Extracted data entries:
--- start ---

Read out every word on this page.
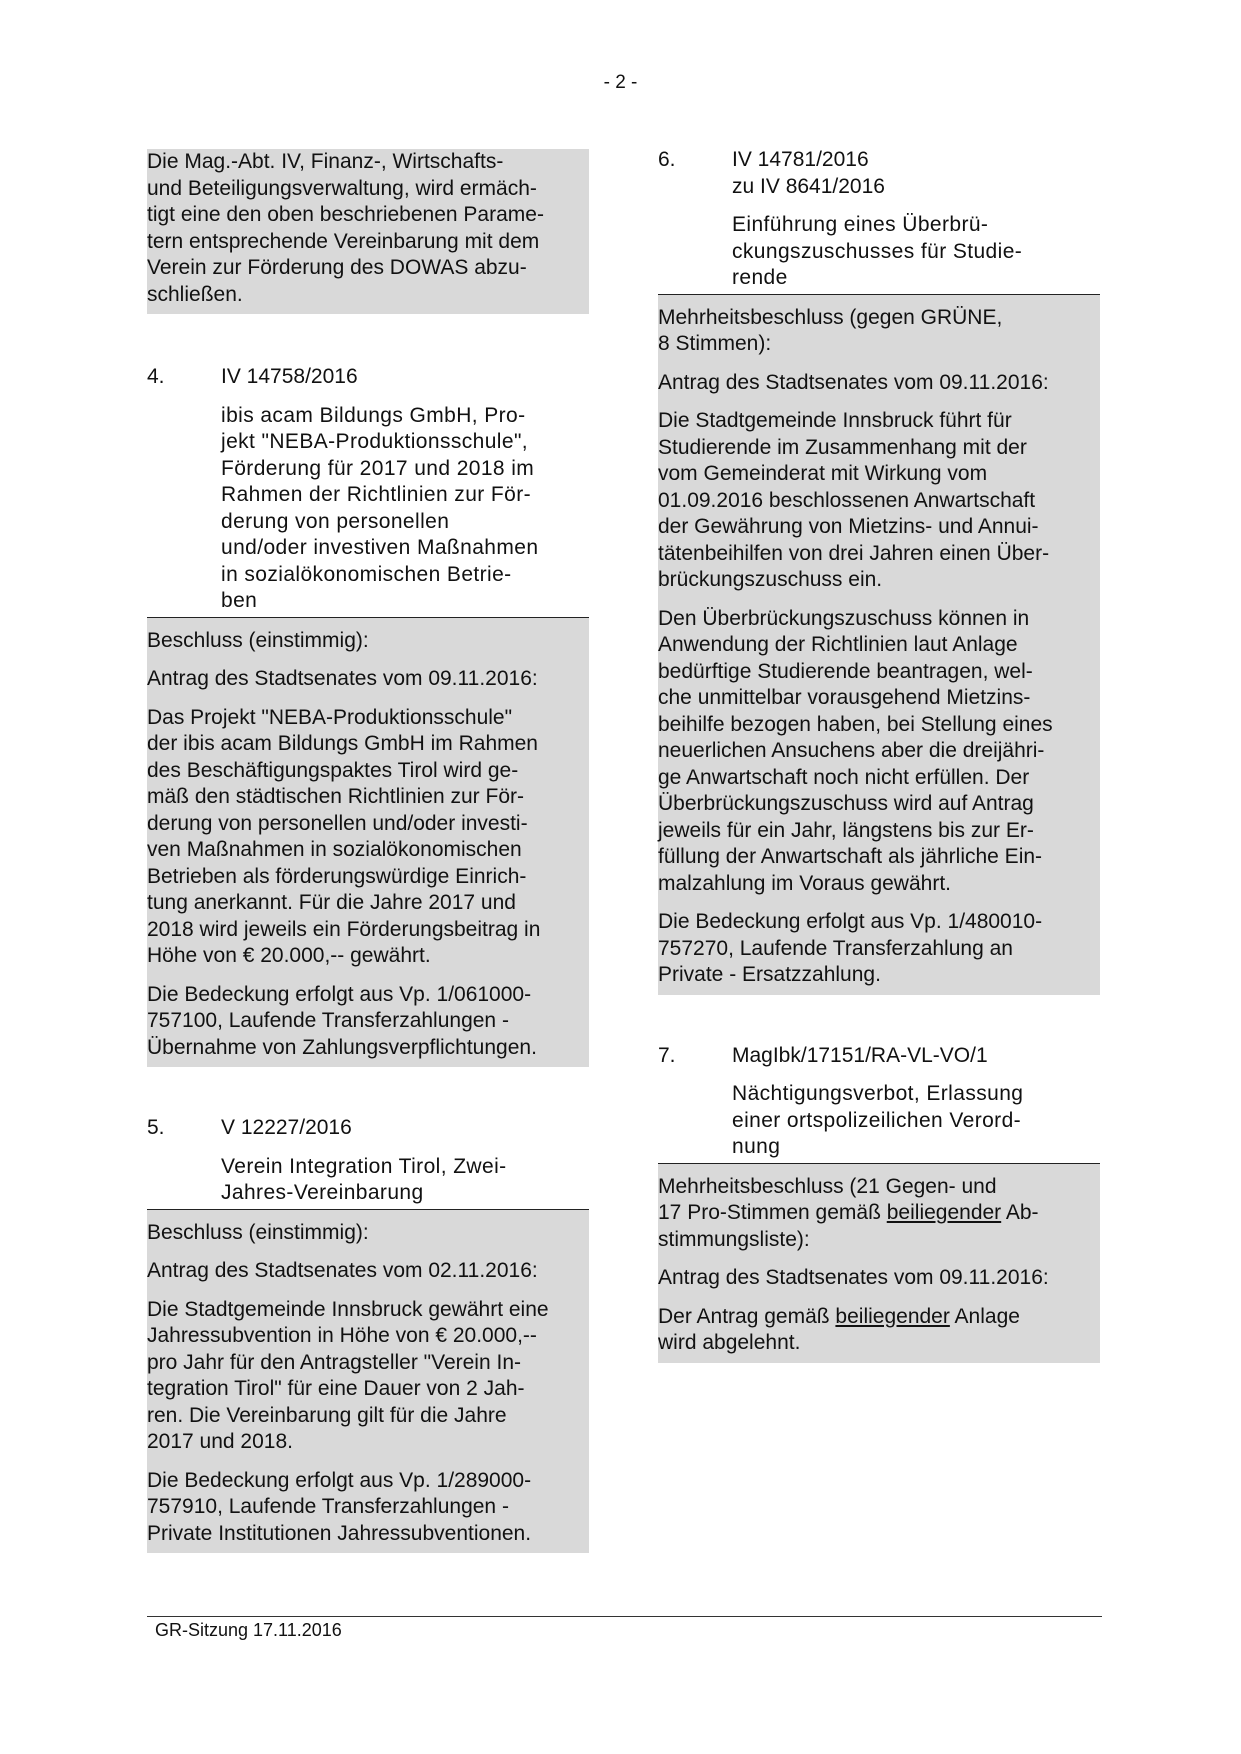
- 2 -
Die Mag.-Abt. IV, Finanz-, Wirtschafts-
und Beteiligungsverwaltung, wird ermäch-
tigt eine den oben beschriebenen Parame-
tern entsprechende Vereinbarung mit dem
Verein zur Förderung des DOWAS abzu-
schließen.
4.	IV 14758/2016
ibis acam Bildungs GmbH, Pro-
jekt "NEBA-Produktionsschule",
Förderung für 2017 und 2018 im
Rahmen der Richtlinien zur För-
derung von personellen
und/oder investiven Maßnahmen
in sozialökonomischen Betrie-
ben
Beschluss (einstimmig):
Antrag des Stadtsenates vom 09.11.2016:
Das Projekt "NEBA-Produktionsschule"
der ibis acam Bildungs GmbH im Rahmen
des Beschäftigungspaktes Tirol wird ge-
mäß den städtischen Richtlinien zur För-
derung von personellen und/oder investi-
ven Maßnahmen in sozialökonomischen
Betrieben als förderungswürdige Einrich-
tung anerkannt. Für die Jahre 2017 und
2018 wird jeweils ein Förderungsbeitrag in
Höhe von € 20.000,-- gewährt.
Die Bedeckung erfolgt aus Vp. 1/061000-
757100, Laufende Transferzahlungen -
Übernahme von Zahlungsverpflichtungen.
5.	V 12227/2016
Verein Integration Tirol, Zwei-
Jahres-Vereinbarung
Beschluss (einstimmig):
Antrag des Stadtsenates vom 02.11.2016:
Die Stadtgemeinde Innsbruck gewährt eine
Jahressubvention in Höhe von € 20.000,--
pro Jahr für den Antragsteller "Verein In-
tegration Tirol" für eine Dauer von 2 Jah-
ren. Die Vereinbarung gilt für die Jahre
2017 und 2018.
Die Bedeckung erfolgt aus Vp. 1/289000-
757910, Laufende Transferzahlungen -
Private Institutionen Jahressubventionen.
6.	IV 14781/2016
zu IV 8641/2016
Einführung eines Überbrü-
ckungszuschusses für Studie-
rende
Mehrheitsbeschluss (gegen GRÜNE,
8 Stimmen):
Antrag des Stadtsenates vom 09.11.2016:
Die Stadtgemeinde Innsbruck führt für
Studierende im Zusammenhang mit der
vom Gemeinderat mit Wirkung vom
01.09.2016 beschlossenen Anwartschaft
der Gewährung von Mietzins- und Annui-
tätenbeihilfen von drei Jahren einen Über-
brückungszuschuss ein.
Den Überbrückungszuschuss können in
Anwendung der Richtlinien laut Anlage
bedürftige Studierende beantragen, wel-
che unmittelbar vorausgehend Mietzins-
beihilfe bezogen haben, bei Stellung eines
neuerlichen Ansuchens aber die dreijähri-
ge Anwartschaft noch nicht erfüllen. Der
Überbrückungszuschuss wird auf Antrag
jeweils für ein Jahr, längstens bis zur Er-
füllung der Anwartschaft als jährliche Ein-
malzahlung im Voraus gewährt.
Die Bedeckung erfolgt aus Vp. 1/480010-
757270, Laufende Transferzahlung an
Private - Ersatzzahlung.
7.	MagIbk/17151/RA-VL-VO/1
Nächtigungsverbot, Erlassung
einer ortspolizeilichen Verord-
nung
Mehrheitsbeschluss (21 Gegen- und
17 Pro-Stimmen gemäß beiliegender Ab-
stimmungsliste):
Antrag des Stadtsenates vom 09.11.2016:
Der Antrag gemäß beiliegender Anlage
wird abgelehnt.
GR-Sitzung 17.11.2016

--- end ---
--- start ---

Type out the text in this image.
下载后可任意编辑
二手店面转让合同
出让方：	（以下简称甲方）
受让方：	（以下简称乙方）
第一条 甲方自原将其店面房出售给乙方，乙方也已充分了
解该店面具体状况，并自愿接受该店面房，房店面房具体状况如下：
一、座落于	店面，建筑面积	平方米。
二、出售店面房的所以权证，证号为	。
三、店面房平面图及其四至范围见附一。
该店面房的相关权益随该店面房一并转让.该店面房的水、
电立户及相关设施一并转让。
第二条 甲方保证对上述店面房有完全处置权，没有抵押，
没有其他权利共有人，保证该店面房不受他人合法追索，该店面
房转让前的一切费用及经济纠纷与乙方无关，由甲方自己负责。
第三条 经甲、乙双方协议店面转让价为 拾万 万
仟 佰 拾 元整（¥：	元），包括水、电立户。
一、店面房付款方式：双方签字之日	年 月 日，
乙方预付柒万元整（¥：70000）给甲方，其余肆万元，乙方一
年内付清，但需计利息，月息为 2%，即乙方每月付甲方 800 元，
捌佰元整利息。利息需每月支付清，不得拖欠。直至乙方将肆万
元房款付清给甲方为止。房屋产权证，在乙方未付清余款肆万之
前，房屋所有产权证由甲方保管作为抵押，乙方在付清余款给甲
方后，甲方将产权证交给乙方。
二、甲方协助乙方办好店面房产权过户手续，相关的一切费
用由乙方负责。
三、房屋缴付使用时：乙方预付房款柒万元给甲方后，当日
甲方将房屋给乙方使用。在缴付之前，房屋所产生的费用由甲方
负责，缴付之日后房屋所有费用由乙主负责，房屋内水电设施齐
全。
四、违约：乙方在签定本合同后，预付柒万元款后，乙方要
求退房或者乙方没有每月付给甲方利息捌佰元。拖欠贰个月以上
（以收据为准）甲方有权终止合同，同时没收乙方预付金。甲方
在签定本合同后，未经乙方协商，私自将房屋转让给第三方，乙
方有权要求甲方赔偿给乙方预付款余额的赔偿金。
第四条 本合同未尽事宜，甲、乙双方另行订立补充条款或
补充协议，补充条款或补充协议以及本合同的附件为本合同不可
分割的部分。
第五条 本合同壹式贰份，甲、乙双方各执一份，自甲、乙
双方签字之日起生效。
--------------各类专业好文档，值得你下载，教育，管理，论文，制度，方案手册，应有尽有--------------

--- end ---

Given request: Find how many lines in the listing hold "Transferzahlungen", and reply with that number only.

Finished task: 2